• _Objective_: Every line below that holds the string "name" should be copied out.

• _Available records_:
— start —

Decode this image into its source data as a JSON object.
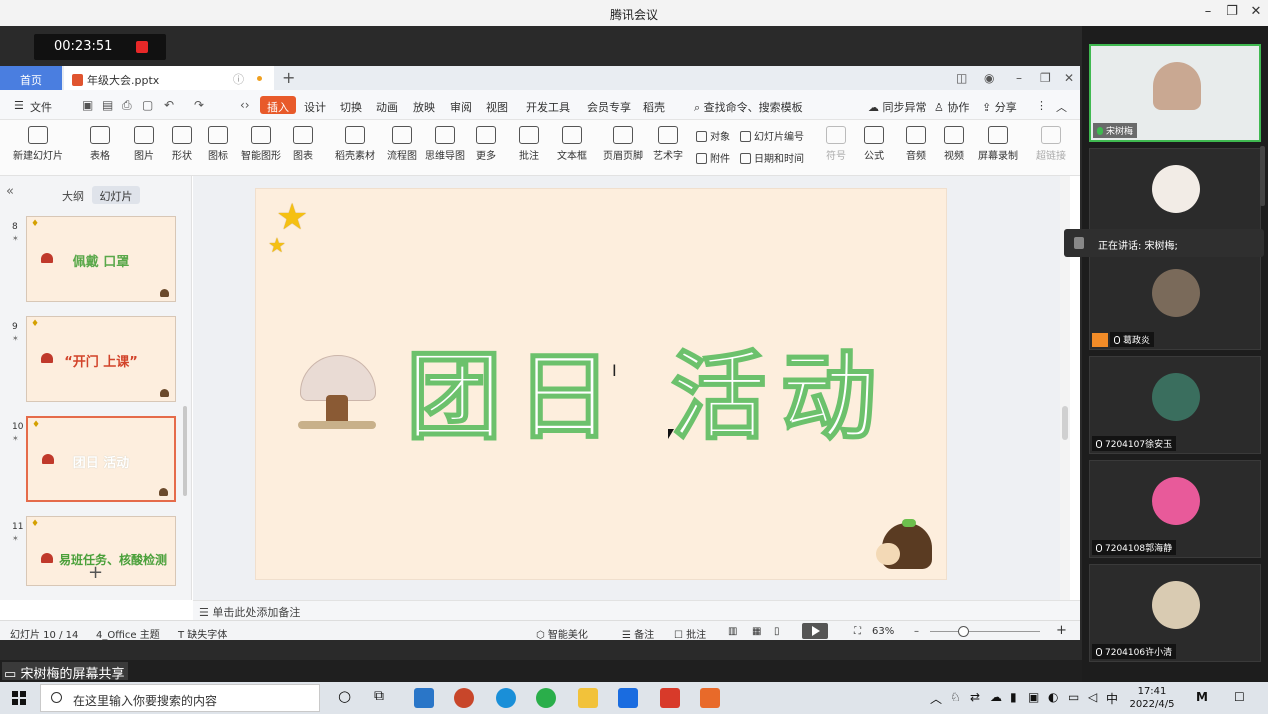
{
  "window": {
    "title": "腾讯会议",
    "min": "–",
    "restore": "❐",
    "close": "✕"
  },
  "meeting": {
    "timer": "00:23:51",
    "share_label": "宋树梅的屏幕共享",
    "speaking_label": "正在讲话: 宋树梅;"
  },
  "wps": {
    "home_tab": "首页",
    "file_tab": "年级大会.pptx",
    "menu": {
      "file": "文件",
      "insert": "插入",
      "items": [
        "设计",
        "切换",
        "动画",
        "放映",
        "审阅",
        "视图",
        "开发工具",
        "会员专享",
        "稻壳"
      ],
      "search_placeholder": "查找命令、搜索模板",
      "sync": "同步异常",
      "collab": "协作",
      "share": "分享"
    },
    "ribbon": {
      "buttons": [
        "新建幻灯片",
        "表格",
        "图片",
        "形状",
        "图标",
        "智能图形",
        "图表",
        "稻壳素材",
        "流程图",
        "思维导图",
        "更多",
        "批注",
        "文本框",
        "页眉页脚",
        "艺术字"
      ],
      "small": [
        "对象",
        "附件",
        "幻灯片编号",
        "日期和时间"
      ],
      "right_buttons": [
        "符号",
        "公式",
        "音频",
        "视频",
        "屏幕录制",
        "超链接"
      ]
    },
    "panel": {
      "outline_tab": "大纲",
      "slides_tab": "幻灯片",
      "add": "+"
    },
    "thumbnails": [
      {
        "num": "8",
        "title": "佩戴 口罩",
        "color": "#5aa84a"
      },
      {
        "num": "9",
        "title": "“开门 上课”",
        "color": "#d2432a"
      },
      {
        "num": "10",
        "title": "团日 活动",
        "color": "#ffffff"
      },
      {
        "num": "11",
        "title": "易班任务、核酸检测",
        "color": "#4aa03a"
      }
    ],
    "slide": {
      "title": "团日 活动"
    },
    "notes": "单击此处添加备注",
    "status": {
      "slide_count": "幻灯片 10 / 14",
      "theme": "4_Office 主题",
      "missing_font": "缺失字体",
      "smart": "智能美化",
      "notes": "备注",
      "comments": "批注",
      "zoom": "63%"
    }
  },
  "participants": [
    {
      "name": "宋树梅",
      "mic": "on",
      "active": true
    },
    {
      "name": "",
      "mic": "off",
      "active": false
    },
    {
      "name": "葛政炎",
      "mic": "off",
      "active": false
    },
    {
      "name": "7204107徐安玉",
      "mic": "off",
      "active": false
    },
    {
      "name": "7204108郭海静",
      "mic": "off",
      "active": false
    },
    {
      "name": "7204106许小清",
      "mic": "off",
      "active": false
    }
  ],
  "taskbar": {
    "search_placeholder": "在这里输入你要搜索的内容",
    "ime": "中",
    "time": "17:41",
    "date": "2022/4/5"
  },
  "colors": {
    "accent": "#4a7ee0",
    "insert": "#e85a2a",
    "title_green": "#6cc16c",
    "active_border": "#3fb950"
  }
}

— end —

• _Solution to the exercise_:
      "name": "宋树梅",
      "name": "",
      "name": "葛政炎",
      "name": "7204107徐安玉",
      "name": "7204108郭海静",
      "name": "7204106许小清",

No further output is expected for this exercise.